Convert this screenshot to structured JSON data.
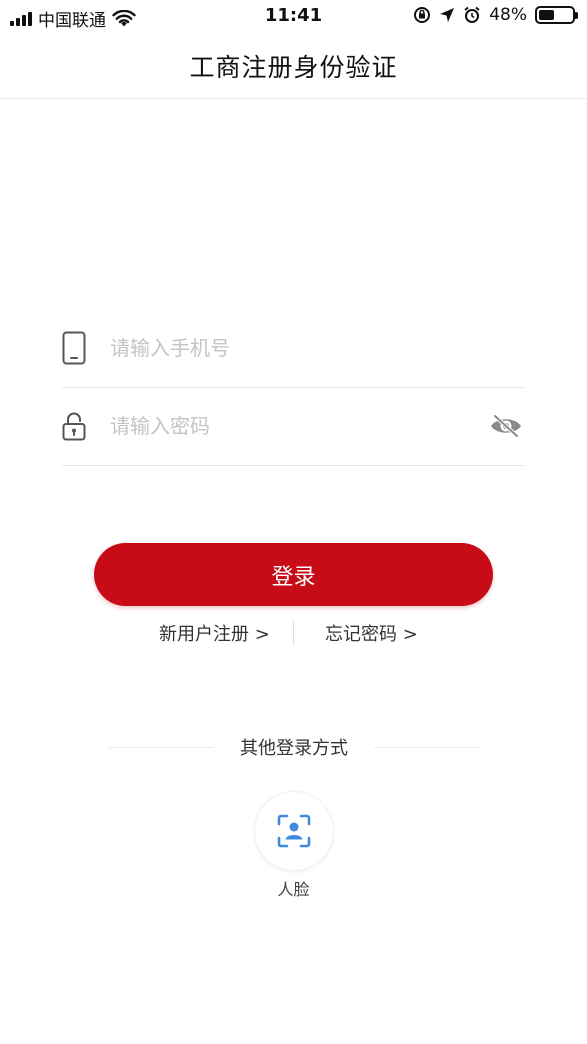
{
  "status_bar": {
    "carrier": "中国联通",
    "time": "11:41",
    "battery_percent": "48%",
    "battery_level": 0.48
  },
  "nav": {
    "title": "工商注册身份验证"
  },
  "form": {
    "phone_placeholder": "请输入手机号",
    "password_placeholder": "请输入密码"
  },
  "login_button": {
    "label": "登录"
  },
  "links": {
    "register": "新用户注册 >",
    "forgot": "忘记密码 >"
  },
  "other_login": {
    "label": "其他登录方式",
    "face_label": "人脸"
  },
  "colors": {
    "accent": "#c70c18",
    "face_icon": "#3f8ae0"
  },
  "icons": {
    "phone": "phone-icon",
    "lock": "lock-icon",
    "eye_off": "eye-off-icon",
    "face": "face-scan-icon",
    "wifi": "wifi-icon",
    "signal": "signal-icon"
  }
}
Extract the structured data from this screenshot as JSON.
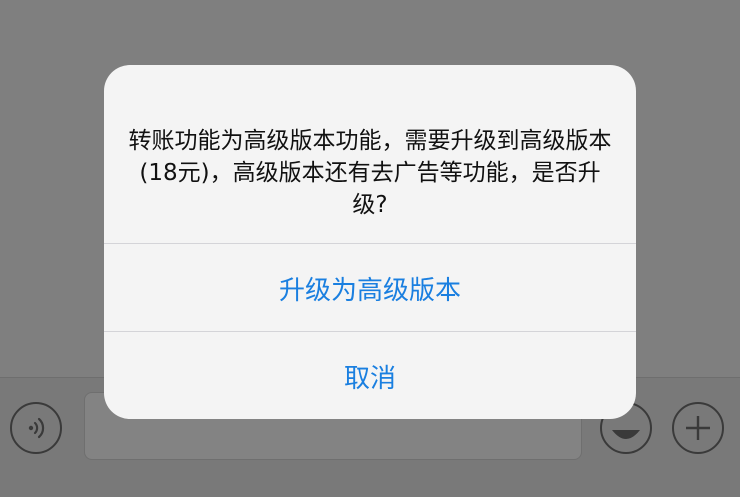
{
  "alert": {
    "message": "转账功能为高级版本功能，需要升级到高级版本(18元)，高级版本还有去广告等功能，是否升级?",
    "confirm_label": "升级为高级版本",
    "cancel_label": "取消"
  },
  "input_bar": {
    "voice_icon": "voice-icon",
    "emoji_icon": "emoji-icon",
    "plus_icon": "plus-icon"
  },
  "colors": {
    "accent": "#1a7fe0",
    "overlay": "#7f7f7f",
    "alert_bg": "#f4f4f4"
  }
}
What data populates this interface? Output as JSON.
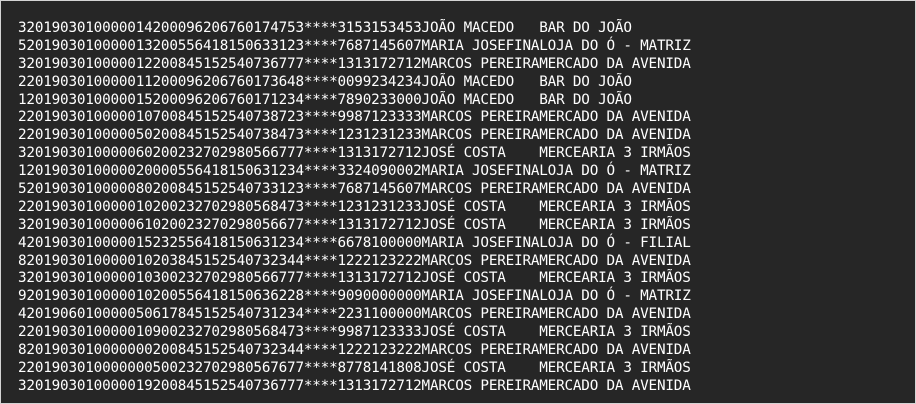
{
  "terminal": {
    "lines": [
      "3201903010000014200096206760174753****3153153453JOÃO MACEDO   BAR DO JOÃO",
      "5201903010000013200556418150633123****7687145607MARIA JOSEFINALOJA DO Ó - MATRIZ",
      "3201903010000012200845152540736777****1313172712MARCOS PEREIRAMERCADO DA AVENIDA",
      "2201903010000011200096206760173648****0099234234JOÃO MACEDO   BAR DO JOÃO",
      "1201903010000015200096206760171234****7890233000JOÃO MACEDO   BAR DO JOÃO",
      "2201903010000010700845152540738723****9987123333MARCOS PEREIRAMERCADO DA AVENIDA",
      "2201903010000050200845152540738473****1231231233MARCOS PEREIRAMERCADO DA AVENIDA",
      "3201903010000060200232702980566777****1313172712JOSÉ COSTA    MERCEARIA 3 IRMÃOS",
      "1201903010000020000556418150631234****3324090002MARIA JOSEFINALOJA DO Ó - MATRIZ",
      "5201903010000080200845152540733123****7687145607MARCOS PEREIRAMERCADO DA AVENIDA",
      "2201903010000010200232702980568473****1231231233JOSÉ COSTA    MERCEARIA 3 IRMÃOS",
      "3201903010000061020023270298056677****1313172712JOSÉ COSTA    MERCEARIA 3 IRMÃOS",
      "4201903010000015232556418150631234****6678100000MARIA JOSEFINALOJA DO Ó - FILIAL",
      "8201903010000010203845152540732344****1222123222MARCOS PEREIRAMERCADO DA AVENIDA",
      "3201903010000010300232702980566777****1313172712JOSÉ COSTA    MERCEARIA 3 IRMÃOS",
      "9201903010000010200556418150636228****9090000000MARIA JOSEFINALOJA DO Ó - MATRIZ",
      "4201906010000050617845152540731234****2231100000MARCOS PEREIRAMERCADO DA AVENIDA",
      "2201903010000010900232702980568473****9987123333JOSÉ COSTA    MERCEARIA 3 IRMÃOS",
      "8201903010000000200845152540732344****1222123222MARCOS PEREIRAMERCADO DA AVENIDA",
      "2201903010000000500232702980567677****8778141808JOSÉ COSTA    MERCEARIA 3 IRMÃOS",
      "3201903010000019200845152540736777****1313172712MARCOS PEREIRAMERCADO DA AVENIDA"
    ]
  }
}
--------------------------------
- [SET PROBLEM]: Pictures are excluded; output everything else in the data verbatim.

- [FULL OUTPUT]:
Convert this screenshot to structured JSON data.
{
  "status_bar": {
    "carrier": "中国联通",
    "time": "11:41",
    "battery_percent": "48%",
    "battery_level": 0.48
  },
  "nav": {
    "title": "工商注册身份验证"
  },
  "form": {
    "phone_placeholder": "请输入手机号",
    "password_placeholder": "请输入密码"
  },
  "login_button": {
    "label": "登录"
  },
  "links": {
    "register": "新用户注册 >",
    "forgot": "忘记密码 >"
  },
  "other_login": {
    "label": "其他登录方式",
    "face_label": "人脸"
  },
  "colors": {
    "accent": "#c70c18",
    "face_icon": "#3f8ae0"
  },
  "icons": {
    "phone": "phone-icon",
    "lock": "lock-icon",
    "eye_off": "eye-off-icon",
    "face": "face-scan-icon",
    "wifi": "wifi-icon",
    "signal": "signal-icon"
  }
}
Extract the structured data from this screenshot as JSON.
{
  "alert": {
    "message": "转账功能为高级版本功能，需要升级到高级版本(18元)，高级版本还有去广告等功能，是否升级?",
    "confirm_label": "升级为高级版本",
    "cancel_label": "取消"
  },
  "input_bar": {
    "voice_icon": "voice-icon",
    "emoji_icon": "emoji-icon",
    "plus_icon": "plus-icon"
  },
  "colors": {
    "accent": "#1a7fe0",
    "overlay": "#7f7f7f",
    "alert_bg": "#f4f4f4"
  }
}
What data populates this interface? Output as JSON.
{
  "terminal": {
    "lines": [
      "3201903010000014200096206760174753****3153153453JOÃO MACEDO   BAR DO JOÃO",
      "5201903010000013200556418150633123****7687145607MARIA JOSEFINALOJA DO Ó - MATRIZ",
      "3201903010000012200845152540736777****1313172712MARCOS PEREIRAMERCADO DA AVENIDA",
      "2201903010000011200096206760173648****0099234234JOÃO MACEDO   BAR DO JOÃO",
      "1201903010000015200096206760171234****7890233000JOÃO MACEDO   BAR DO JOÃO",
      "2201903010000010700845152540738723****9987123333MARCOS PEREIRAMERCADO DA AVENIDA",
      "2201903010000050200845152540738473****1231231233MARCOS PEREIRAMERCADO DA AVENIDA",
      "3201903010000060200232702980566777****1313172712JOSÉ COSTA    MERCEARIA 3 IRMÃOS",
      "1201903010000020000556418150631234****3324090002MARIA JOSEFINALOJA DO Ó - MATRIZ",
      "5201903010000080200845152540733123****7687145607MARCOS PEREIRAMERCADO DA AVENIDA",
      "2201903010000010200232702980568473****1231231233JOSÉ COSTA    MERCEARIA 3 IRMÃOS",
      "3201903010000061020023270298056677****1313172712JOSÉ COSTA    MERCEARIA 3 IRMÃOS",
      "4201903010000015232556418150631234****6678100000MARIA JOSEFINALOJA DO Ó - FILIAL",
      "8201903010000010203845152540732344****1222123222MARCOS PEREIRAMERCADO DA AVENIDA",
      "3201903010000010300232702980566777****1313172712JOSÉ COSTA    MERCEARIA 3 IRMÃOS",
      "9201903010000010200556418150636228****9090000000MARIA JOSEFINALOJA DO Ó - MATRIZ",
      "4201906010000050617845152540731234****2231100000MARCOS PEREIRAMERCADO DA AVENIDA",
      "2201903010000010900232702980568473****9987123333JOSÉ COSTA    MERCEARIA 3 IRMÃOS",
      "8201903010000000200845152540732344****1222123222MARCOS PEREIRAMERCADO DA AVENIDA",
      "2201903010000000500232702980567677****8778141808JOSÉ COSTA    MERCEARIA 3 IRMÃOS",
      "3201903010000019200845152540736777****1313172712MARCOS PEREIRAMERCADO DA AVENIDA"
    ]
  }
}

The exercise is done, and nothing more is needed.